■ **To do**:
From the line that includes "Give me the" to the last line of the records that follow, copy every line exactly and nothing more, omitting pictures.

┄┄┄┄┄┄

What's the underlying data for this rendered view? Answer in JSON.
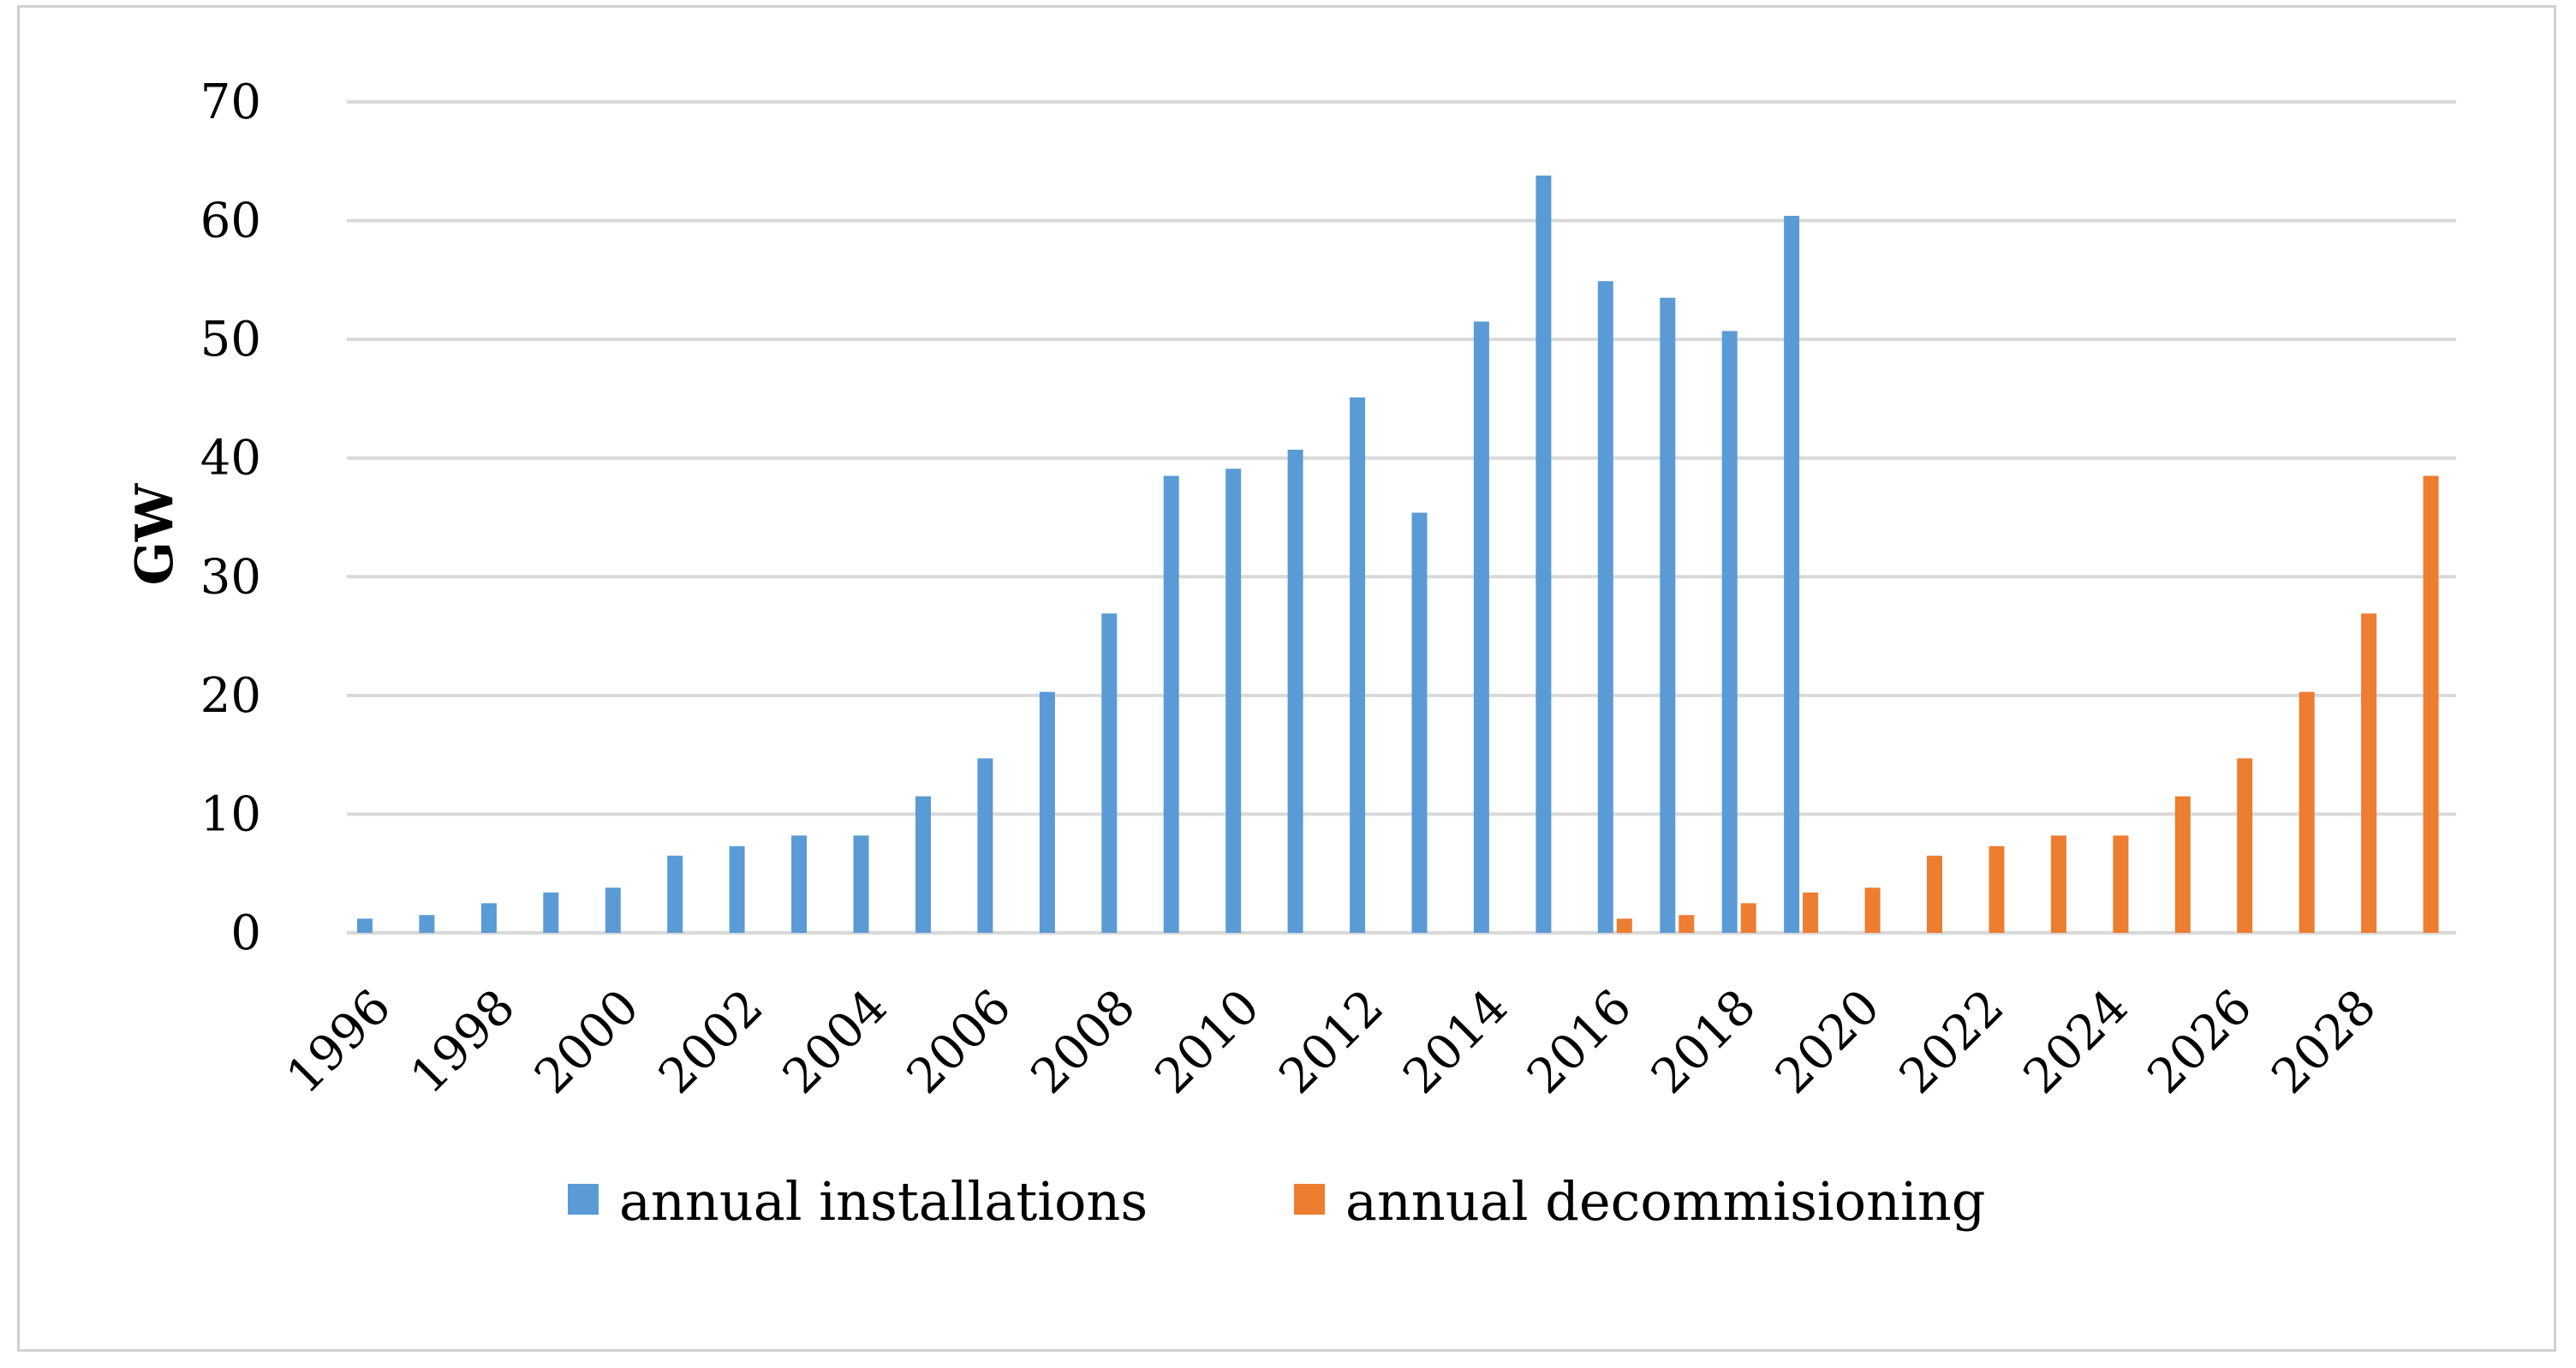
{
  "chart_data": {
    "type": "bar",
    "title": "",
    "xlabel": "",
    "ylabel": "GW",
    "ylim": [
      0,
      70
    ],
    "yticks": [
      0,
      10,
      20,
      30,
      40,
      50,
      60,
      70
    ],
    "grid": true,
    "legend_position": "bottom",
    "categories": [
      "1996",
      "1997",
      "1998",
      "1999",
      "2000",
      "2001",
      "2002",
      "2003",
      "2004",
      "2005",
      "2006",
      "2007",
      "2008",
      "2009",
      "2010",
      "2011",
      "2012",
      "2013",
      "2014",
      "2015",
      "2016",
      "2017",
      "2018",
      "2019",
      "2020",
      "2021",
      "2022",
      "2023",
      "2024",
      "2025",
      "2026",
      "2027",
      "2028",
      "2029"
    ],
    "tick_labels_shown": [
      "1996",
      "1998",
      "2000",
      "2002",
      "2004",
      "2006",
      "2008",
      "2010",
      "2012",
      "2014",
      "2016",
      "2018",
      "2020",
      "2022",
      "2024",
      "2026",
      "2028"
    ],
    "series": [
      {
        "name": "annual installations",
        "color": "#5b9bd5",
        "values": [
          1.2,
          1.5,
          2.5,
          3.4,
          3.8,
          6.5,
          7.3,
          8.2,
          8.2,
          11.5,
          14.7,
          20.3,
          26.9,
          38.5,
          39.1,
          40.7,
          45.1,
          35.4,
          51.5,
          63.8,
          54.9,
          53.5,
          50.7,
          60.4,
          0,
          0,
          0,
          0,
          0,
          0,
          0,
          0,
          0,
          0
        ]
      },
      {
        "name": "annual decommisioning",
        "color": "#ed7d31",
        "values": [
          0,
          0,
          0,
          0,
          0,
          0,
          0,
          0,
          0,
          0,
          0,
          0,
          0,
          0,
          0,
          0,
          0,
          0,
          0,
          0,
          1.2,
          1.5,
          2.5,
          3.4,
          3.8,
          6.5,
          7.3,
          8.2,
          8.2,
          11.5,
          14.7,
          20.3,
          26.9,
          38.5
        ]
      }
    ]
  }
}
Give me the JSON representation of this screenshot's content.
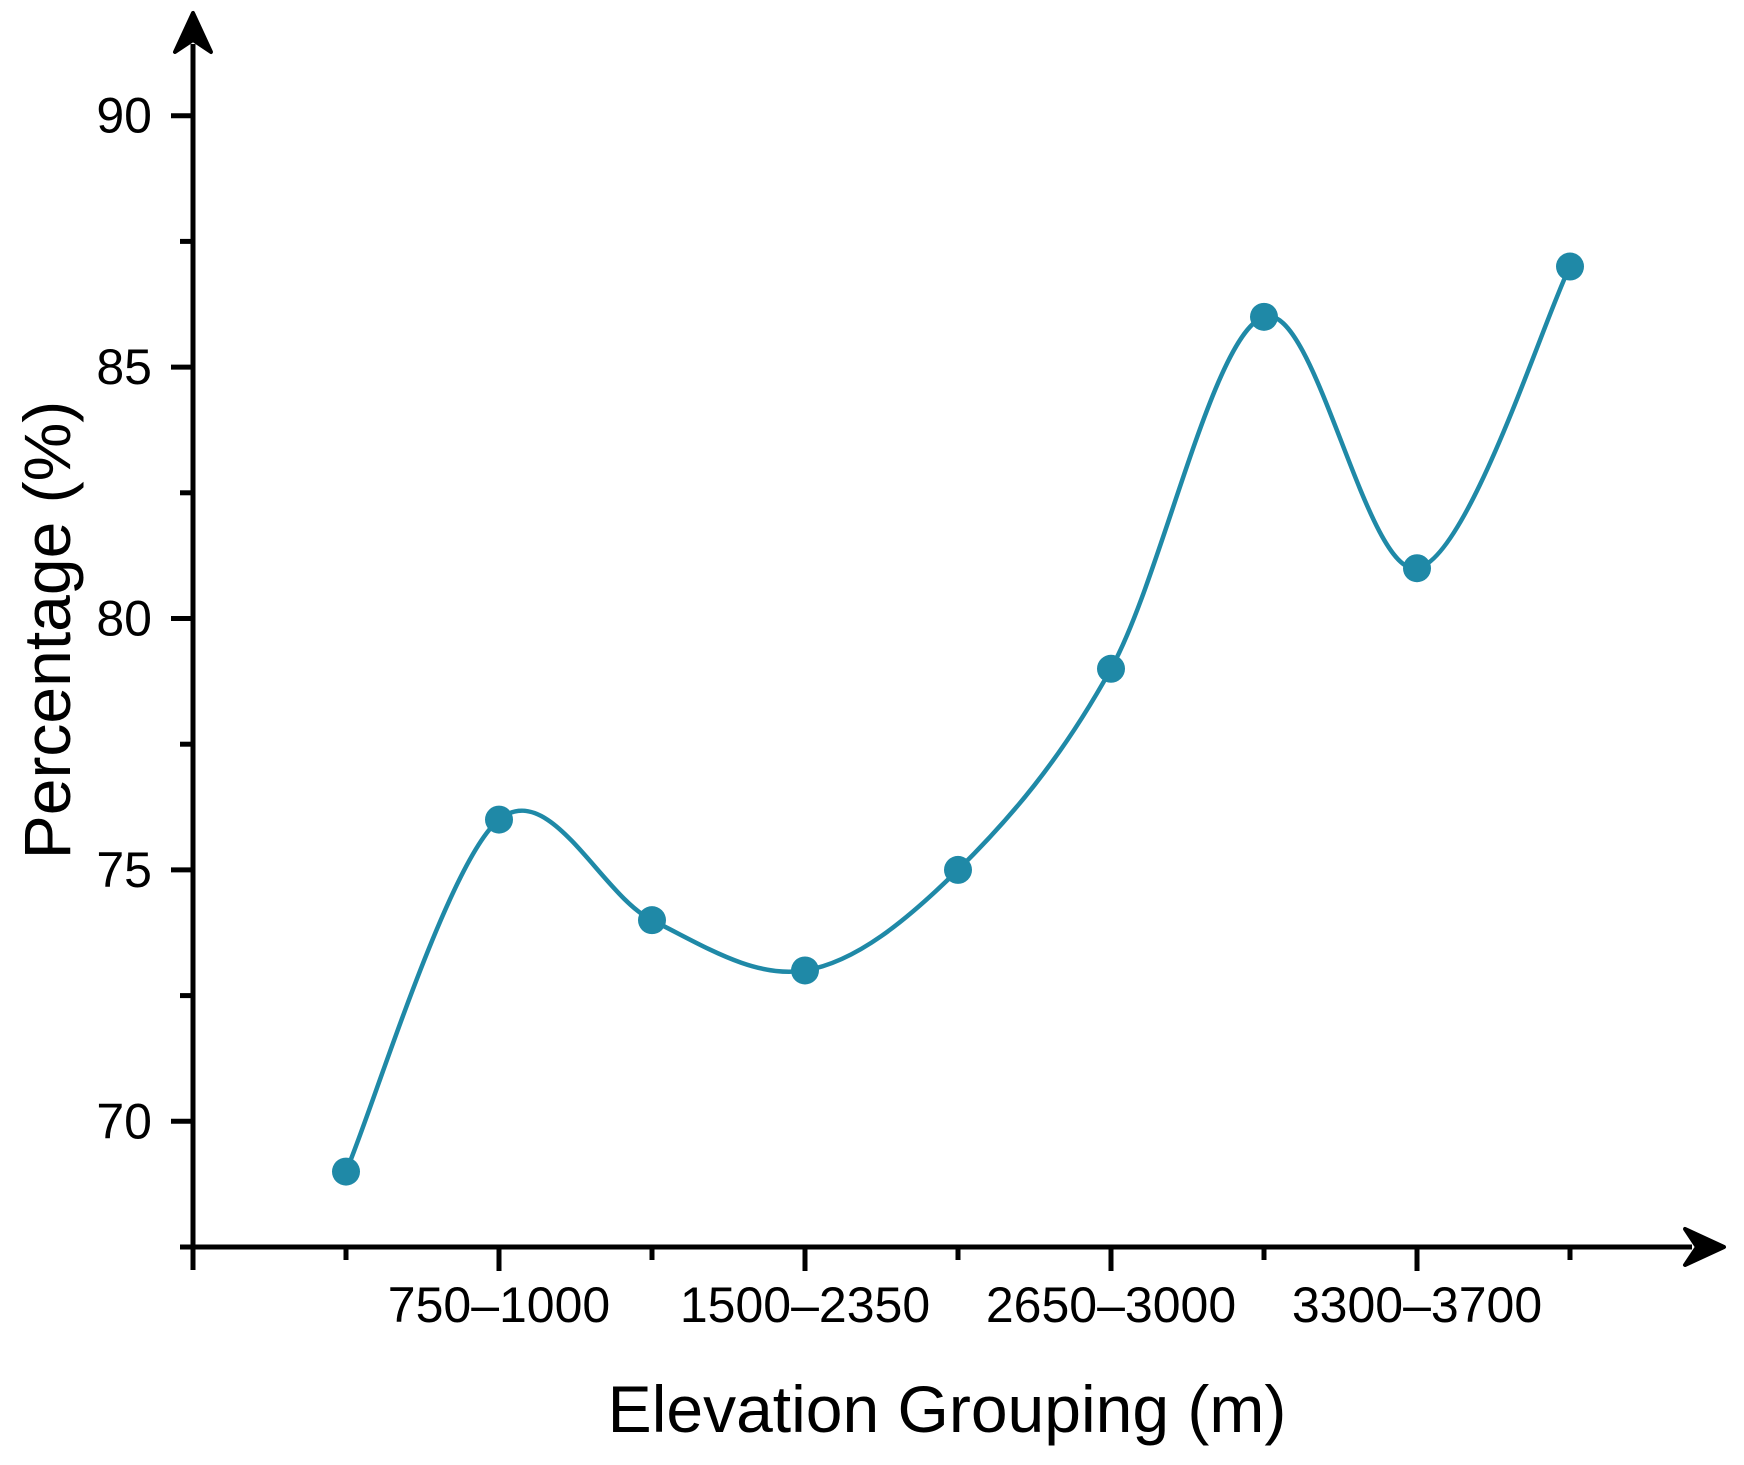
{
  "chart_data": {
    "type": "line",
    "title": "",
    "xlabel": "Elevation Grouping (m)",
    "ylabel": "Percentage (%)",
    "series": [
      {
        "name": "Percentage",
        "values": [
          69,
          76,
          74,
          73,
          75,
          79,
          86,
          81,
          87
        ],
        "color": "#1F89A7",
        "marker": "circle",
        "line_style": "smooth-spline"
      }
    ],
    "num_points": 9,
    "x_tick_labels": [
      "750–1000",
      "1500–2350",
      "2650–3000",
      "3300–3700"
    ],
    "x_labeled_point_indices": [
      1,
      3,
      5,
      7
    ],
    "y_major_ticks": [
      90,
      85,
      80,
      75,
      70
    ],
    "y_minor_ticks": [
      87.5,
      82.5,
      77.5,
      72.5,
      67.5
    ],
    "ylim": [
      67.5,
      92.5
    ],
    "grid": false,
    "legend_position": "none",
    "axis_color": "#000000",
    "axis_arrows": true
  }
}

┄┄┄┄┄┄

■ **Solution for this problem**:
Give me the JSON representation of this screenshot's content.
{
  "chart_data": {
    "type": "line",
    "title": "",
    "xlabel": "Elevation Grouping (m)",
    "ylabel": "Percentage (%)",
    "series": [
      {
        "name": "Percentage",
        "values": [
          69,
          76,
          74,
          73,
          75,
          79,
          86,
          81,
          87
        ],
        "color": "#1F89A7",
        "marker": "circle",
        "line_style": "smooth-spline"
      }
    ],
    "num_points": 9,
    "x_tick_labels": [
      "750–1000",
      "1500–2350",
      "2650–3000",
      "3300–3700"
    ],
    "x_labeled_point_indices": [
      1,
      3,
      5,
      7
    ],
    "y_major_ticks": [
      90,
      85,
      80,
      75,
      70
    ],
    "y_minor_ticks": [
      87.5,
      82.5,
      77.5,
      72.5,
      67.5
    ],
    "ylim": [
      67.5,
      92.5
    ],
    "grid": false,
    "legend_position": "none",
    "axis_color": "#000000",
    "axis_arrows": true
  }
}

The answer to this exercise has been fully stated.